### WHAT THIS TASK INVOLVES
Filter this material down to the lines that hold "content", copying each one.

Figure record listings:
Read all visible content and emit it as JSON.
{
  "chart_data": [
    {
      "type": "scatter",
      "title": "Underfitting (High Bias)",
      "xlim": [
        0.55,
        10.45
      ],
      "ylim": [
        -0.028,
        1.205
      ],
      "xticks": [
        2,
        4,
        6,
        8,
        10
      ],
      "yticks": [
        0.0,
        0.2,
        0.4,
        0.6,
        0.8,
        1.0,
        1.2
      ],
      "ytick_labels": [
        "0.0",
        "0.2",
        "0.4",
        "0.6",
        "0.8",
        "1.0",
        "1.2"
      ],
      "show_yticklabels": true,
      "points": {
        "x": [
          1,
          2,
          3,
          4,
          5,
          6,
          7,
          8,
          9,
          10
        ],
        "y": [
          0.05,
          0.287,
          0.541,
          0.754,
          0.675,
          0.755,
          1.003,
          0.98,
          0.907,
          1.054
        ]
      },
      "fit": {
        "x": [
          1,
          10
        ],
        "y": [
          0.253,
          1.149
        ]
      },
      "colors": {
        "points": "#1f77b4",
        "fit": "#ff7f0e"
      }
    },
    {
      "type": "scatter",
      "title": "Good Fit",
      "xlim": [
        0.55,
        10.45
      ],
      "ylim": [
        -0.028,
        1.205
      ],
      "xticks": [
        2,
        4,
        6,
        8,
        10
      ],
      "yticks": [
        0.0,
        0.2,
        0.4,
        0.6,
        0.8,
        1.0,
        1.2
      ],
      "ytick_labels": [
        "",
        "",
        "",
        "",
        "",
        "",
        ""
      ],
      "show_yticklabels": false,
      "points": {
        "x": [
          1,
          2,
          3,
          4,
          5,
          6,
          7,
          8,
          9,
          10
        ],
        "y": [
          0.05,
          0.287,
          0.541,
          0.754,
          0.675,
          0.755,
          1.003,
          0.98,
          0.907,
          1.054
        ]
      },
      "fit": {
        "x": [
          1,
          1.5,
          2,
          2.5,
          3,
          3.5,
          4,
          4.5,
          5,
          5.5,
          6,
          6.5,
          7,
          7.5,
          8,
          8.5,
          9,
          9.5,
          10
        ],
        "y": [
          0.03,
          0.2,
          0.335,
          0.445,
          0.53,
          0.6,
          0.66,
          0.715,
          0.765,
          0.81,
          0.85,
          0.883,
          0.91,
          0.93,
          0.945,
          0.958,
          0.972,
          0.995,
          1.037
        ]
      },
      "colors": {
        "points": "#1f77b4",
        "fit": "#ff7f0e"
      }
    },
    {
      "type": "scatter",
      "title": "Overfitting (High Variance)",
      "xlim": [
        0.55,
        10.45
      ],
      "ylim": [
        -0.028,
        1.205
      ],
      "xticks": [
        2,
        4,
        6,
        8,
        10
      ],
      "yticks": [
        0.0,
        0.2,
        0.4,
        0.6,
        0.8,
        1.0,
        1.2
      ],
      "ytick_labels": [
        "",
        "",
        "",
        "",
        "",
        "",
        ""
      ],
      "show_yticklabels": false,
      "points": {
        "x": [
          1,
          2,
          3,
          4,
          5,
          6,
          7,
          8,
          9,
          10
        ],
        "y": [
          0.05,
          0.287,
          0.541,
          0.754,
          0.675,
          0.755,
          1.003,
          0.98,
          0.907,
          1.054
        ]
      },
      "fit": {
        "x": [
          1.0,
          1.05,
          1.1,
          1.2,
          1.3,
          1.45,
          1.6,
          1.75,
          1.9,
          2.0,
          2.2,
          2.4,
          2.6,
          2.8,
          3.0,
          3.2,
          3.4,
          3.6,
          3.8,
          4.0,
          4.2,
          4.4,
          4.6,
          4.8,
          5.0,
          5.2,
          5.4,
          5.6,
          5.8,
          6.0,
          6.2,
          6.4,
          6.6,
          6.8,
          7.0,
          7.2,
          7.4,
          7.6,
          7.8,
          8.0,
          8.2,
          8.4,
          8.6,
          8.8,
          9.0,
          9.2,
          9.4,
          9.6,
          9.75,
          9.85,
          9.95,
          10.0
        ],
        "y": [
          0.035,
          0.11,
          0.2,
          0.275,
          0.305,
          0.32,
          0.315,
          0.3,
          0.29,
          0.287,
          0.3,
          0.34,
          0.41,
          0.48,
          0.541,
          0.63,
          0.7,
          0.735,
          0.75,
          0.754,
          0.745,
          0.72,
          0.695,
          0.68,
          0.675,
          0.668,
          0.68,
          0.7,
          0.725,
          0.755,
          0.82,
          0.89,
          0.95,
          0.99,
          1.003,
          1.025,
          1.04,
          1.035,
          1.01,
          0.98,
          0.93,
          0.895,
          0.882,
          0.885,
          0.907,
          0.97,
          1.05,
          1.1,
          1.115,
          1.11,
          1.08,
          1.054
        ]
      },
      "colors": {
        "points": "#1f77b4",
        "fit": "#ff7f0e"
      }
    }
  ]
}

* * *

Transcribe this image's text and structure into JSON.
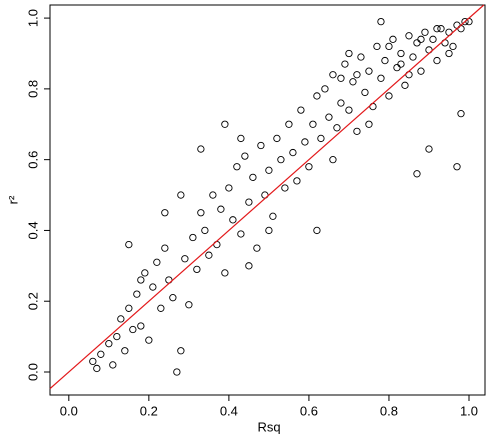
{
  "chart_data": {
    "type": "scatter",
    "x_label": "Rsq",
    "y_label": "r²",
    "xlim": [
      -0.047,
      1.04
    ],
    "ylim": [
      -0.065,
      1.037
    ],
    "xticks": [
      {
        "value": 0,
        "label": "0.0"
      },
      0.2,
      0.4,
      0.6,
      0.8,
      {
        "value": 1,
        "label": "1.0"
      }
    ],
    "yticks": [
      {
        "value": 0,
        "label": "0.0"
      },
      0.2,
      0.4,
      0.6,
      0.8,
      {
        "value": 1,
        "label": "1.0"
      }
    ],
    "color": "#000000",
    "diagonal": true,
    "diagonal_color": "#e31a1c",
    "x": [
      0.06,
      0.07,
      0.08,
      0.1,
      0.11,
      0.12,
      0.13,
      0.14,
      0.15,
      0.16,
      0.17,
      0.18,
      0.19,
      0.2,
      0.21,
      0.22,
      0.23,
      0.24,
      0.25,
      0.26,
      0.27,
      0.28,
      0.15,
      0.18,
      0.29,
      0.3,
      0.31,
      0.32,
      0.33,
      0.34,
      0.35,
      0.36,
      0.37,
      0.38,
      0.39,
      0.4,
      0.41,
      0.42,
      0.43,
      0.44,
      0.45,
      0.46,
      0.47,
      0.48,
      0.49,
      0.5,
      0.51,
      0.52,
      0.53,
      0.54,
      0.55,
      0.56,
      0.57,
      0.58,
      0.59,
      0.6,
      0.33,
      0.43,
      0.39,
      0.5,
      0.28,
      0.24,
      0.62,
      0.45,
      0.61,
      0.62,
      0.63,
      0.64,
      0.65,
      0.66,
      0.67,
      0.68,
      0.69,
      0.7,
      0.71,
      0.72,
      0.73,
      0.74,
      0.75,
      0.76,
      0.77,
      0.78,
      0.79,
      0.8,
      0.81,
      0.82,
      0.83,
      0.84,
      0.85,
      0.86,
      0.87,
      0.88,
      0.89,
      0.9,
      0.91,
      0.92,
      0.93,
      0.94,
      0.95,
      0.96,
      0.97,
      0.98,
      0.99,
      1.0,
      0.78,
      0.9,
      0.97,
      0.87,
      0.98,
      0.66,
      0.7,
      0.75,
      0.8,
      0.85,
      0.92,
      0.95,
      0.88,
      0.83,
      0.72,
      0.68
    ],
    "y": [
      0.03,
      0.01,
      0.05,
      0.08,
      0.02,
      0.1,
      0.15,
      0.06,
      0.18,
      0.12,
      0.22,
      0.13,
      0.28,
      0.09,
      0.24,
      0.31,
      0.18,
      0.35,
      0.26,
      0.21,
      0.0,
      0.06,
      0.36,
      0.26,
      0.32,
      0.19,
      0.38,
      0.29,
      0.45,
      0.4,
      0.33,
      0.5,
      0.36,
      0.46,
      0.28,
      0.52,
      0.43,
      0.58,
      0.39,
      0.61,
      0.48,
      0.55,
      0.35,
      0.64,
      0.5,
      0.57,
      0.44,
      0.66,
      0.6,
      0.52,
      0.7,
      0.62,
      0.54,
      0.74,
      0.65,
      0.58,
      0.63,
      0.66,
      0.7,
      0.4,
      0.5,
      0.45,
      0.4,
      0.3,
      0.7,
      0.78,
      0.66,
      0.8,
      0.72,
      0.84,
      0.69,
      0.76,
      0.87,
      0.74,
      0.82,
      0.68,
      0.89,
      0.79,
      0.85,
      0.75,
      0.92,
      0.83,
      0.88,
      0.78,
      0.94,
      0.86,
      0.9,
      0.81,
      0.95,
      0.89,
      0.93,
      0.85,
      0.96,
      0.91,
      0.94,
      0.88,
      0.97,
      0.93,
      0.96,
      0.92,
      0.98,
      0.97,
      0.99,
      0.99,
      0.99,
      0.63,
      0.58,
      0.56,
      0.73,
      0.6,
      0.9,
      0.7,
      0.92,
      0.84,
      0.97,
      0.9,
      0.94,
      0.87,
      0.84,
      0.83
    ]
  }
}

* * *

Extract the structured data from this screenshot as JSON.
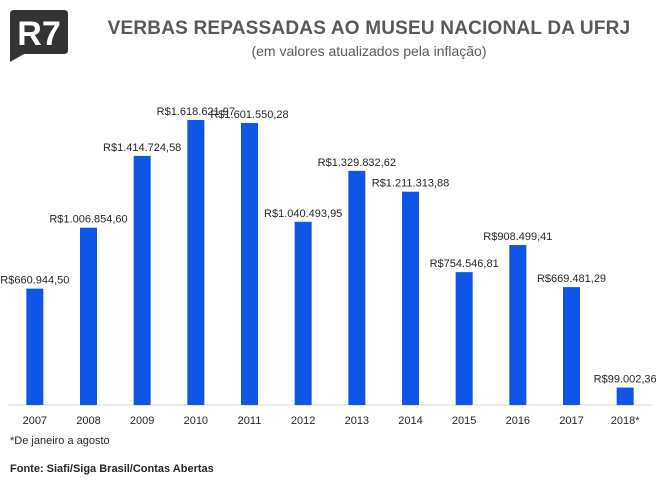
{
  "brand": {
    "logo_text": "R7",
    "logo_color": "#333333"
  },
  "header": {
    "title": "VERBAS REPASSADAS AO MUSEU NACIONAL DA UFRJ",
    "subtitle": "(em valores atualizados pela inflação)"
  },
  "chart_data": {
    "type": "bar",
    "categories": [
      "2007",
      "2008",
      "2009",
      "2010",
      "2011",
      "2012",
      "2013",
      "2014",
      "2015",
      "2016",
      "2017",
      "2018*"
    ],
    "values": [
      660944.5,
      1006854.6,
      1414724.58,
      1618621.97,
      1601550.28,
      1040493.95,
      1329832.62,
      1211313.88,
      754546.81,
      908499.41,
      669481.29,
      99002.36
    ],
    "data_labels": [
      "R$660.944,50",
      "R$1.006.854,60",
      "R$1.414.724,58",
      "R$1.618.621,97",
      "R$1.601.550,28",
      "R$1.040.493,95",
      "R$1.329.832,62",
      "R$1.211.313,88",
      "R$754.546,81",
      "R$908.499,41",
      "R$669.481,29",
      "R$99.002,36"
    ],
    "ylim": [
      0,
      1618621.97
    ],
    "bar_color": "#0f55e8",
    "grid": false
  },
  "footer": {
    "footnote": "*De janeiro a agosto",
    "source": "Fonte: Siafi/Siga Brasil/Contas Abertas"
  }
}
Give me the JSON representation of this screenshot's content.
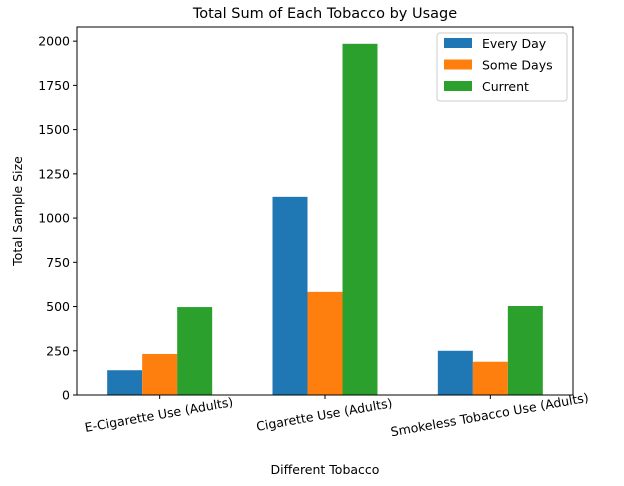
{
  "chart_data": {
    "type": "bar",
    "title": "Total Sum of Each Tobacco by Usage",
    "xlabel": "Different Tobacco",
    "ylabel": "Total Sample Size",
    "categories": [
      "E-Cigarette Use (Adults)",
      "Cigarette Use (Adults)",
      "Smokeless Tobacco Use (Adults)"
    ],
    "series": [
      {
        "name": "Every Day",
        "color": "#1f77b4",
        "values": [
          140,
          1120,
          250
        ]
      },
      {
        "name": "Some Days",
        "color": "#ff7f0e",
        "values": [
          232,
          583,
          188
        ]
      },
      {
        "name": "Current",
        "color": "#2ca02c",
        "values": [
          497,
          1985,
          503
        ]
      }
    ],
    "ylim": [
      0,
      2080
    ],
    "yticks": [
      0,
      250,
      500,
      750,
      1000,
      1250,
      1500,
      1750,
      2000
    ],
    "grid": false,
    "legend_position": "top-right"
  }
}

### FULL ANSWER
Read all visible content and emit it as JSON.
Give me the JSON representation of this screenshot's content.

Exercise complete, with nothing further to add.